• [Task instructions]
All of the data is to be printed exactly, though the images must be left off.

Supplied data section start

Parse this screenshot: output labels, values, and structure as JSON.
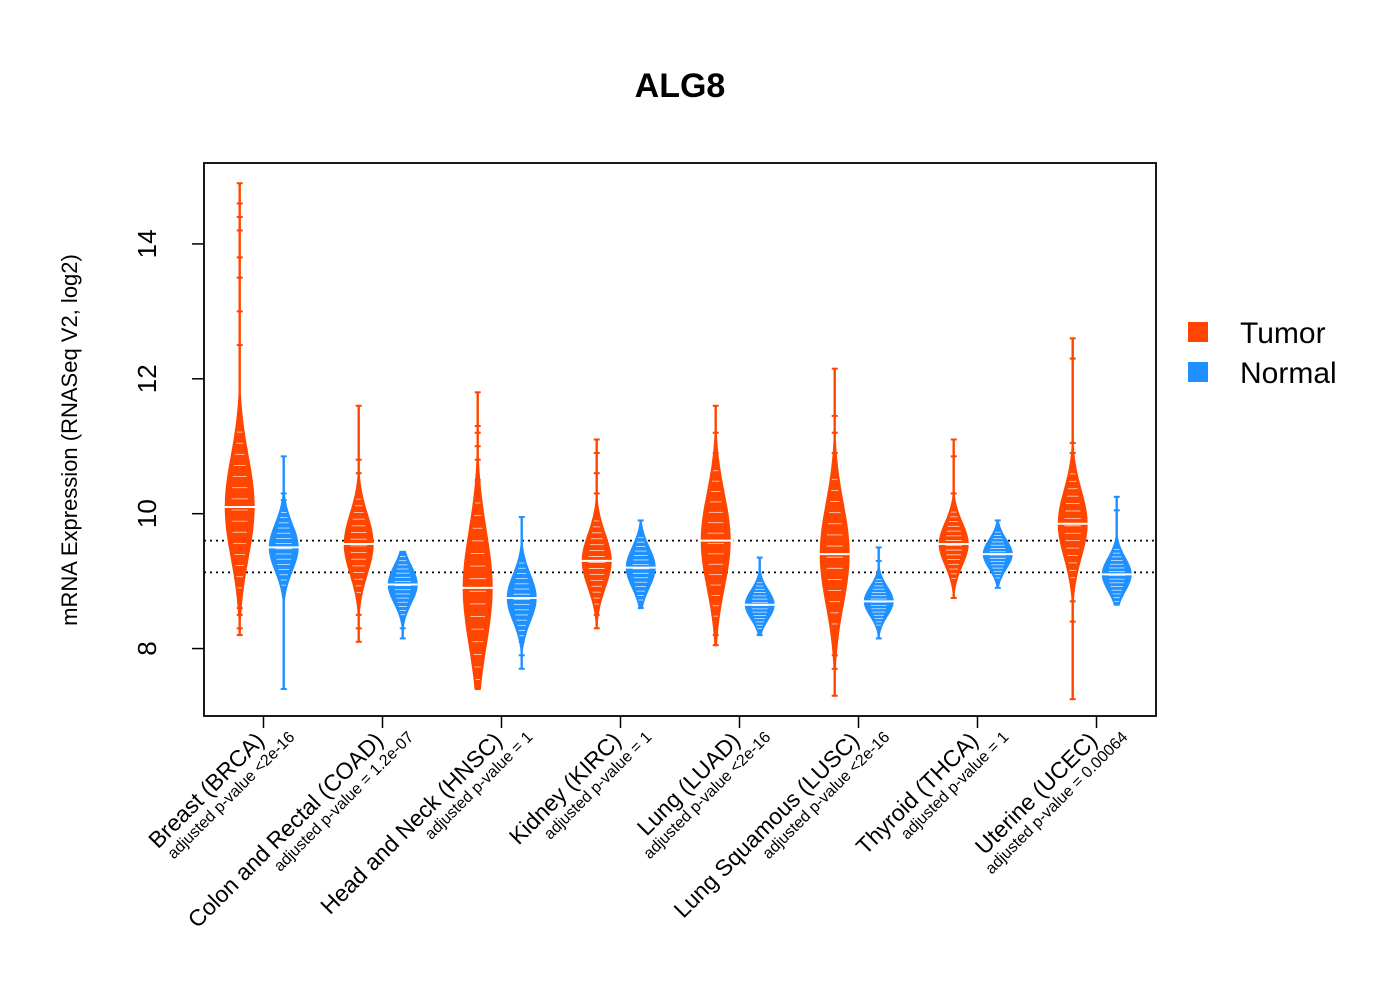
{
  "chart_data": {
    "type": "beanplot",
    "title": "ALG8",
    "xlabel": "",
    "ylabel": "mRNA Expression (RNASeq V2, log2)",
    "ylim": [
      7.0,
      15.2
    ],
    "yticks": [
      8,
      10,
      12,
      14
    ],
    "grid": false,
    "reference_lines": [
      9.6,
      9.13
    ],
    "legend": {
      "position": "right",
      "entries": [
        {
          "label": "Tumor",
          "color": "#FF4500"
        },
        {
          "label": "Normal",
          "color": "#1E90FF"
        }
      ]
    },
    "categories": [
      {
        "label": "Breast (BRCA)",
        "pvalue": "adjusted p-value <2e-16"
      },
      {
        "label": "Colon and Rectal (COAD)",
        "pvalue": "adjusted p-value = 1.2e-07"
      },
      {
        "label": "Head and Neck (HNSC)",
        "pvalue": "adjusted p-value = 1"
      },
      {
        "label": "Kidney (KIRC)",
        "pvalue": "adjusted p-value = 1"
      },
      {
        "label": "Lung (LUAD)",
        "pvalue": "adjusted p-value <2e-16"
      },
      {
        "label": "Lung Squamous (LUSC)",
        "pvalue": "adjusted p-value <2e-16"
      },
      {
        "label": "Thyroid (THCA)",
        "pvalue": "adjusted p-value = 1"
      },
      {
        "label": "Uterine (UCEC)",
        "pvalue": "adjusted p-value = 0.00064"
      }
    ],
    "series": [
      {
        "name": "Tumor",
        "color": "#FF4500",
        "beans": [
          {
            "min": 8.2,
            "max": 14.9,
            "center": 10.1,
            "spread": 0.75,
            "outliers": [
              8.2,
              8.3,
              8.5,
              8.6,
              12.5,
              13.0,
              13.5,
              13.8,
              14.2,
              14.4,
              14.6,
              14.9
            ]
          },
          {
            "min": 8.1,
            "max": 11.6,
            "center": 9.55,
            "spread": 0.45,
            "outliers": [
              8.1,
              8.3,
              8.5,
              10.6,
              10.8,
              11.6
            ]
          },
          {
            "min": 7.4,
            "max": 11.8,
            "center": 8.9,
            "spread": 0.85,
            "outliers": [
              7.4,
              7.6,
              7.8,
              8.0,
              10.5,
              10.8,
              11.0,
              11.2,
              11.3,
              11.8
            ]
          },
          {
            "min": 8.3,
            "max": 11.1,
            "center": 9.3,
            "spread": 0.4,
            "outliers": [
              8.3,
              8.5,
              10.3,
              10.6,
              10.9,
              11.1
            ]
          },
          {
            "min": 8.05,
            "max": 11.6,
            "center": 9.6,
            "spread": 0.7,
            "outliers": [
              8.05,
              8.2,
              8.4,
              10.9,
              11.2,
              11.6
            ]
          },
          {
            "min": 7.3,
            "max": 12.15,
            "center": 9.4,
            "spread": 0.75,
            "outliers": [
              7.3,
              7.7,
              7.9,
              8.2,
              10.6,
              10.9,
              11.2,
              11.45,
              12.15
            ]
          },
          {
            "min": 8.75,
            "max": 11.1,
            "center": 9.55,
            "spread": 0.32,
            "outliers": [
              8.75,
              10.3,
              10.85,
              11.1
            ]
          },
          {
            "min": 7.25,
            "max": 12.6,
            "center": 9.85,
            "spread": 0.5,
            "outliers": [
              7.25,
              8.4,
              8.7,
              10.9,
              11.05,
              12.3,
              12.6
            ]
          }
        ]
      },
      {
        "name": "Normal",
        "color": "#1E90FF",
        "beans": [
          {
            "min": 7.4,
            "max": 10.85,
            "center": 9.5,
            "spread": 0.35,
            "outliers": [
              7.4,
              8.9,
              10.2,
              10.3,
              10.85
            ]
          },
          {
            "min": 8.15,
            "max": 9.45,
            "center": 8.95,
            "spread": 0.28,
            "outliers": [
              8.15,
              8.3
            ]
          },
          {
            "min": 7.7,
            "max": 9.95,
            "center": 8.75,
            "spread": 0.35,
            "outliers": [
              7.7,
              7.9,
              8.1,
              9.95
            ]
          },
          {
            "min": 8.6,
            "max": 9.9,
            "center": 9.2,
            "spread": 0.3,
            "outliers": [
              8.6,
              9.9
            ]
          },
          {
            "min": 8.2,
            "max": 9.35,
            "center": 8.65,
            "spread": 0.22,
            "outliers": [
              8.2,
              9.35
            ]
          },
          {
            "min": 8.15,
            "max": 9.5,
            "center": 8.7,
            "spread": 0.22,
            "outliers": [
              8.15,
              9.3,
              9.5
            ]
          },
          {
            "min": 8.9,
            "max": 9.9,
            "center": 9.4,
            "spread": 0.22,
            "outliers": [
              8.9,
              9.9
            ]
          },
          {
            "min": 8.65,
            "max": 10.25,
            "center": 9.1,
            "spread": 0.25,
            "outliers": [
              8.65,
              10.05,
              10.25
            ]
          }
        ]
      }
    ]
  }
}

Supplied data section end

• [Exercise answer]
Parse this screenshot: output labels, values, and structure as JSON.
{
  "chart_data": {
    "type": "beanplot",
    "title": "ALG8",
    "xlabel": "",
    "ylabel": "mRNA Expression (RNASeq V2, log2)",
    "ylim": [
      7.0,
      15.2
    ],
    "yticks": [
      8,
      10,
      12,
      14
    ],
    "grid": false,
    "reference_lines": [
      9.6,
      9.13
    ],
    "legend": {
      "position": "right",
      "entries": [
        {
          "label": "Tumor",
          "color": "#FF4500"
        },
        {
          "label": "Normal",
          "color": "#1E90FF"
        }
      ]
    },
    "categories": [
      {
        "label": "Breast (BRCA)",
        "pvalue": "adjusted p-value <2e-16"
      },
      {
        "label": "Colon and Rectal (COAD)",
        "pvalue": "adjusted p-value = 1.2e-07"
      },
      {
        "label": "Head and Neck (HNSC)",
        "pvalue": "adjusted p-value = 1"
      },
      {
        "label": "Kidney (KIRC)",
        "pvalue": "adjusted p-value = 1"
      },
      {
        "label": "Lung (LUAD)",
        "pvalue": "adjusted p-value <2e-16"
      },
      {
        "label": "Lung Squamous (LUSC)",
        "pvalue": "adjusted p-value <2e-16"
      },
      {
        "label": "Thyroid (THCA)",
        "pvalue": "adjusted p-value = 1"
      },
      {
        "label": "Uterine (UCEC)",
        "pvalue": "adjusted p-value = 0.00064"
      }
    ],
    "series": [
      {
        "name": "Tumor",
        "color": "#FF4500",
        "beans": [
          {
            "min": 8.2,
            "max": 14.9,
            "center": 10.1,
            "spread": 0.75,
            "outliers": [
              8.2,
              8.3,
              8.5,
              8.6,
              12.5,
              13.0,
              13.5,
              13.8,
              14.2,
              14.4,
              14.6,
              14.9
            ]
          },
          {
            "min": 8.1,
            "max": 11.6,
            "center": 9.55,
            "spread": 0.45,
            "outliers": [
              8.1,
              8.3,
              8.5,
              10.6,
              10.8,
              11.6
            ]
          },
          {
            "min": 7.4,
            "max": 11.8,
            "center": 8.9,
            "spread": 0.85,
            "outliers": [
              7.4,
              7.6,
              7.8,
              8.0,
              10.5,
              10.8,
              11.0,
              11.2,
              11.3,
              11.8
            ]
          },
          {
            "min": 8.3,
            "max": 11.1,
            "center": 9.3,
            "spread": 0.4,
            "outliers": [
              8.3,
              8.5,
              10.3,
              10.6,
              10.9,
              11.1
            ]
          },
          {
            "min": 8.05,
            "max": 11.6,
            "center": 9.6,
            "spread": 0.7,
            "outliers": [
              8.05,
              8.2,
              8.4,
              10.9,
              11.2,
              11.6
            ]
          },
          {
            "min": 7.3,
            "max": 12.15,
            "center": 9.4,
            "spread": 0.75,
            "outliers": [
              7.3,
              7.7,
              7.9,
              8.2,
              10.6,
              10.9,
              11.2,
              11.45,
              12.15
            ]
          },
          {
            "min": 8.75,
            "max": 11.1,
            "center": 9.55,
            "spread": 0.32,
            "outliers": [
              8.75,
              10.3,
              10.85,
              11.1
            ]
          },
          {
            "min": 7.25,
            "max": 12.6,
            "center": 9.85,
            "spread": 0.5,
            "outliers": [
              7.25,
              8.4,
              8.7,
              10.9,
              11.05,
              12.3,
              12.6
            ]
          }
        ]
      },
      {
        "name": "Normal",
        "color": "#1E90FF",
        "beans": [
          {
            "min": 7.4,
            "max": 10.85,
            "center": 9.5,
            "spread": 0.35,
            "outliers": [
              7.4,
              8.9,
              10.2,
              10.3,
              10.85
            ]
          },
          {
            "min": 8.15,
            "max": 9.45,
            "center": 8.95,
            "spread": 0.28,
            "outliers": [
              8.15,
              8.3
            ]
          },
          {
            "min": 7.7,
            "max": 9.95,
            "center": 8.75,
            "spread": 0.35,
            "outliers": [
              7.7,
              7.9,
              8.1,
              9.95
            ]
          },
          {
            "min": 8.6,
            "max": 9.9,
            "center": 9.2,
            "spread": 0.3,
            "outliers": [
              8.6,
              9.9
            ]
          },
          {
            "min": 8.2,
            "max": 9.35,
            "center": 8.65,
            "spread": 0.22,
            "outliers": [
              8.2,
              9.35
            ]
          },
          {
            "min": 8.15,
            "max": 9.5,
            "center": 8.7,
            "spread": 0.22,
            "outliers": [
              8.15,
              9.3,
              9.5
            ]
          },
          {
            "min": 8.9,
            "max": 9.9,
            "center": 9.4,
            "spread": 0.22,
            "outliers": [
              8.9,
              9.9
            ]
          },
          {
            "min": 8.65,
            "max": 10.25,
            "center": 9.1,
            "spread": 0.25,
            "outliers": [
              8.65,
              10.05,
              10.25
            ]
          }
        ]
      }
    ]
  }
}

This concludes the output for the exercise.